* REQUEST
Pull every line that holds the word "didn" from the entries.

═══ DATA ═══

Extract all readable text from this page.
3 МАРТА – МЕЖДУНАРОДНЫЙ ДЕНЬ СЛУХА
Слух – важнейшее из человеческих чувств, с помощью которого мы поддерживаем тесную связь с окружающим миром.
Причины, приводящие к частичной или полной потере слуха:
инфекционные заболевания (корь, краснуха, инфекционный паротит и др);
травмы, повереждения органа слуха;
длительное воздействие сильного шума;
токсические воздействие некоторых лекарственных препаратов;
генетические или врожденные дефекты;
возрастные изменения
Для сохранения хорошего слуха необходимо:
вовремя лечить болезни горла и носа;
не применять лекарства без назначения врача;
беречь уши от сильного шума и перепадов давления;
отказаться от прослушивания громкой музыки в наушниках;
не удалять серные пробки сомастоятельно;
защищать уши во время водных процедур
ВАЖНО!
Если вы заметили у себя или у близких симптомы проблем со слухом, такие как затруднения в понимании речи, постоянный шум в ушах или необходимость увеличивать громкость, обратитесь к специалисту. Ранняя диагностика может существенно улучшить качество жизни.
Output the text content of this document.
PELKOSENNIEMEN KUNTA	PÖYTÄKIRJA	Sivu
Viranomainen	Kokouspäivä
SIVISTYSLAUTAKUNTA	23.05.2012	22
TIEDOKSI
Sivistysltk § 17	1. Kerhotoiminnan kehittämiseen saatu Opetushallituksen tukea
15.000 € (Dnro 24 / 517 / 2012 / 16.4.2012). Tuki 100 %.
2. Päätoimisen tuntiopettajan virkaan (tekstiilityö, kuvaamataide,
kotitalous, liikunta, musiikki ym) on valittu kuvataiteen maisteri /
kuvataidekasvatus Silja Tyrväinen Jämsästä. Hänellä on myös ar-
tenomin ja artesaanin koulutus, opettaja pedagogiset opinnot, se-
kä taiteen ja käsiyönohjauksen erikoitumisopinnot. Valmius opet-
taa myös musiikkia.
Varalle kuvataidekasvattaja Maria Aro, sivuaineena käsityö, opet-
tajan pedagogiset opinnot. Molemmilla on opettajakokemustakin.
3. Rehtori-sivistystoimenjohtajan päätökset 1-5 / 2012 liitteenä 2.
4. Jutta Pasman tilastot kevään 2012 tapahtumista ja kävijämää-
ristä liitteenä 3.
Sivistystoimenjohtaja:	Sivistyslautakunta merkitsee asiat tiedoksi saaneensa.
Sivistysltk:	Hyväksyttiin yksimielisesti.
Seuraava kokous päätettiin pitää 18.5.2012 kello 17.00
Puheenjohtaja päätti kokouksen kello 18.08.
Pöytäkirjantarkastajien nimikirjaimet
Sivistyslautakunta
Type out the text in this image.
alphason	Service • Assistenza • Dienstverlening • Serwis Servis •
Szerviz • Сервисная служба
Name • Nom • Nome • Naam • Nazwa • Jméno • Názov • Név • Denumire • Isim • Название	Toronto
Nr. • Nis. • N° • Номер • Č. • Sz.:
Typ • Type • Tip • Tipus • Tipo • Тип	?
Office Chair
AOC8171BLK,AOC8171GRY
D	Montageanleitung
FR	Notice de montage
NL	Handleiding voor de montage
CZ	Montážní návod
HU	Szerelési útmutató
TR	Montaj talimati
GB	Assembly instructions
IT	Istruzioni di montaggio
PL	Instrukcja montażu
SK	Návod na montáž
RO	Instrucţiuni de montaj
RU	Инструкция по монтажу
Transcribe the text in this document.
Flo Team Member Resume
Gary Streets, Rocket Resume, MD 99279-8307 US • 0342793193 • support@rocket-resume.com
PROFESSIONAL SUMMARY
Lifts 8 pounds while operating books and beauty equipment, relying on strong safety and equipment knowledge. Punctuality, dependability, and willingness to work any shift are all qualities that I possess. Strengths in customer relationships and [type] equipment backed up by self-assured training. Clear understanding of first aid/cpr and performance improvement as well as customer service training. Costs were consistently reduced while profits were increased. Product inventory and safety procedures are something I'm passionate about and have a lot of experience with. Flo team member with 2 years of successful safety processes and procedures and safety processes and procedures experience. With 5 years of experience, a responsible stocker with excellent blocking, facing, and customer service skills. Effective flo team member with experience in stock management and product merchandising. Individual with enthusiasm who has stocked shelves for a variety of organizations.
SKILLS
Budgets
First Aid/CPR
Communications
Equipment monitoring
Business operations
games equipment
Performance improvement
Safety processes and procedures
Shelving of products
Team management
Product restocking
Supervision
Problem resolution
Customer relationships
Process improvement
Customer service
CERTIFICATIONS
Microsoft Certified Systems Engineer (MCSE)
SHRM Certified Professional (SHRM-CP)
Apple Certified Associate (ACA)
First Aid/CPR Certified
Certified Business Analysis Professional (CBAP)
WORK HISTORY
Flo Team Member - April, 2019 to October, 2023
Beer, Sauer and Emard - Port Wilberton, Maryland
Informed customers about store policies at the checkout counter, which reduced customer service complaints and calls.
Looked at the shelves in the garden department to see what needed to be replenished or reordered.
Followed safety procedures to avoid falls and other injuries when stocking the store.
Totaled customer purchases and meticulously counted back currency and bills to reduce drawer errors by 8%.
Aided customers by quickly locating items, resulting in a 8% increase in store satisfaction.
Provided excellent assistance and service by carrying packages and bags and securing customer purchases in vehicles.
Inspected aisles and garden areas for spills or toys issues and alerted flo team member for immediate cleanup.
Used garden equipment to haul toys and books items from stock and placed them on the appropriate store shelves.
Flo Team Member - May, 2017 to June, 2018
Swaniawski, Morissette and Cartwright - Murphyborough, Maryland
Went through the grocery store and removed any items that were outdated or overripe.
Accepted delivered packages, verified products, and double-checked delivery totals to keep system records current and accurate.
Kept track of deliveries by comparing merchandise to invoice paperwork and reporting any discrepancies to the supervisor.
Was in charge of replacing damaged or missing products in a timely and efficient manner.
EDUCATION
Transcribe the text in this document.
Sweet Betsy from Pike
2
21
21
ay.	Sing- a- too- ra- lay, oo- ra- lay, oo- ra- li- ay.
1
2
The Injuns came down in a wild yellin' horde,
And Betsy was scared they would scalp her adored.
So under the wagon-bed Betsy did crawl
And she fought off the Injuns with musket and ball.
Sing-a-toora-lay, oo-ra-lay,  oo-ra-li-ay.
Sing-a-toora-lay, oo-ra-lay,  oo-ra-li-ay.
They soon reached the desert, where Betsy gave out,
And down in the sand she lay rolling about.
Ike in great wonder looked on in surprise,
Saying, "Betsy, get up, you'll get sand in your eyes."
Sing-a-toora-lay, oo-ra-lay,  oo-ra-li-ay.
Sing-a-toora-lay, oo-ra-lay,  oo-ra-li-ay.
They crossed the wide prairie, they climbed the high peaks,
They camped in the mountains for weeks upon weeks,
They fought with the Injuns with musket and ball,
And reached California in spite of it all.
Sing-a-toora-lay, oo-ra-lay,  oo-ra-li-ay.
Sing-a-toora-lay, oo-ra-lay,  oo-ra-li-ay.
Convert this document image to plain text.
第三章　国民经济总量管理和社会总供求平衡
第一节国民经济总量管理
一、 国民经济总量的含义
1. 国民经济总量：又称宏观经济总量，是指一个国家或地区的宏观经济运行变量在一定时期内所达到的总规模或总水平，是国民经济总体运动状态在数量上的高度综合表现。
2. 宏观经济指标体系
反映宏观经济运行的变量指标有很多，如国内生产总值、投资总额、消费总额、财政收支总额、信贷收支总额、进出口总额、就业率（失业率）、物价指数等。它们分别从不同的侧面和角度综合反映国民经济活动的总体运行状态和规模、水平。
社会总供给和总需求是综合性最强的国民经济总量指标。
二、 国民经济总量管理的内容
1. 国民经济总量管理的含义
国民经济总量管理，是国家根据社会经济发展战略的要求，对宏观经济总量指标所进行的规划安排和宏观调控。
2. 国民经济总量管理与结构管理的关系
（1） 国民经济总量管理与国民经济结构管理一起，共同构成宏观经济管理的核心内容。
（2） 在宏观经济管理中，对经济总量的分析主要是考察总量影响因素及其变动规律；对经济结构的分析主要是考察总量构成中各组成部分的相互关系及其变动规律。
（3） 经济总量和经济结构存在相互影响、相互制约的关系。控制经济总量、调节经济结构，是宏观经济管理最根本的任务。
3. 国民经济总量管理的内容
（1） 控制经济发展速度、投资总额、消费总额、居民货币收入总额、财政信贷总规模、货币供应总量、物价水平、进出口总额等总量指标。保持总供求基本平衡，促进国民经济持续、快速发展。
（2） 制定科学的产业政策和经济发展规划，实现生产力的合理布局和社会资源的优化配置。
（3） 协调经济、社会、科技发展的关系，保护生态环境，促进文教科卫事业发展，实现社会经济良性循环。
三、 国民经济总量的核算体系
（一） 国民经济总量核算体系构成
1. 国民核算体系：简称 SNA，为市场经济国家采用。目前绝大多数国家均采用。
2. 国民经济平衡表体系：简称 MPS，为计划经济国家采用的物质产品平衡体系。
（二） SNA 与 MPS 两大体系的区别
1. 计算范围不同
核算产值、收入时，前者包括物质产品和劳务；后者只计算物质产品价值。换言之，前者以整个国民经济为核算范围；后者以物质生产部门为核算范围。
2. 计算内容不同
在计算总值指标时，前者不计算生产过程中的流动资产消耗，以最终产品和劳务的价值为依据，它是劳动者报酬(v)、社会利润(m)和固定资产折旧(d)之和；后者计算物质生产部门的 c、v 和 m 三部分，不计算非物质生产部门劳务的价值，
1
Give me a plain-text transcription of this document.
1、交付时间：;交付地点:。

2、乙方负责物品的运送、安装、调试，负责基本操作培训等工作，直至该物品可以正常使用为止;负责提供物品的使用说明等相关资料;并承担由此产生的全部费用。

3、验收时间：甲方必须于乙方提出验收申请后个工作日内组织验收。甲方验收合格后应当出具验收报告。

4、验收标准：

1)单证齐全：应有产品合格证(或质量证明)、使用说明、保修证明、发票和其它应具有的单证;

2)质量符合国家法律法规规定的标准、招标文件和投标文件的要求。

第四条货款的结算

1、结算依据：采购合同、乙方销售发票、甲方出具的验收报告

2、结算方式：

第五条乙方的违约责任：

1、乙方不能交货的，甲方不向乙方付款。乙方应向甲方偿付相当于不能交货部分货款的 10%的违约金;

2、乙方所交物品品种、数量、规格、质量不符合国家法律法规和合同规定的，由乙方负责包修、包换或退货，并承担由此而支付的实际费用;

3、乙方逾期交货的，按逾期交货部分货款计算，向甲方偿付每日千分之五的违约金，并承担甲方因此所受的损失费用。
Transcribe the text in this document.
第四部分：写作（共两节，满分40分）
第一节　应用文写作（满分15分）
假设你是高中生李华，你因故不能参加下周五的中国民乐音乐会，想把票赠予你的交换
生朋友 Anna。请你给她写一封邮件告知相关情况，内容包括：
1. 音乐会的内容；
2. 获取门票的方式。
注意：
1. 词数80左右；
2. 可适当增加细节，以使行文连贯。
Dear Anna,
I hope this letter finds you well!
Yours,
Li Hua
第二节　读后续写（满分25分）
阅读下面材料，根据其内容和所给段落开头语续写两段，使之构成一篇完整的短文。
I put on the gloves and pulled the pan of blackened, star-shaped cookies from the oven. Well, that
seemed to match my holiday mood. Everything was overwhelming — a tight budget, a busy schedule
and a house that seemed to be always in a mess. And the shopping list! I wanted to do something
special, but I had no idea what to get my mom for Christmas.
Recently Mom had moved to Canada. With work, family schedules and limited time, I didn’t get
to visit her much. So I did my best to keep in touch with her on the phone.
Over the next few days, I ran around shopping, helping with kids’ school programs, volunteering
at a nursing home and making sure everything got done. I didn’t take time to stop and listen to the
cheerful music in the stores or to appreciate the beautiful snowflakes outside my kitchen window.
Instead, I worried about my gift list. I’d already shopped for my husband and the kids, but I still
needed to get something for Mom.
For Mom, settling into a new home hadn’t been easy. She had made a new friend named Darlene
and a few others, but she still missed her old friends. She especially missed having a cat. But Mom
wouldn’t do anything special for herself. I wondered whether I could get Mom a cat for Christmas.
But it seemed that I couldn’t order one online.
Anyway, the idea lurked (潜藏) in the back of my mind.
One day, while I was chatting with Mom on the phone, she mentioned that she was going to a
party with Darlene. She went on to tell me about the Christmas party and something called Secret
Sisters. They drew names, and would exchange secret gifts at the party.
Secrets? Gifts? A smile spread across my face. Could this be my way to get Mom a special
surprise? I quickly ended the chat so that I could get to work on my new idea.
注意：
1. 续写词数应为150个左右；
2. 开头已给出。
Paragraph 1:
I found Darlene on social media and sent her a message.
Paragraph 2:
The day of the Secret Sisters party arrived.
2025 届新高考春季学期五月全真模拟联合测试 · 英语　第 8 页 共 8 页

═══

* EXPECTED ANSWER
Recently Mom had moved to Canada. With work, family schedules and limited time, I didn’t get
at a nursing home and making sure everything got done. I didn’t take time to stop and listen to the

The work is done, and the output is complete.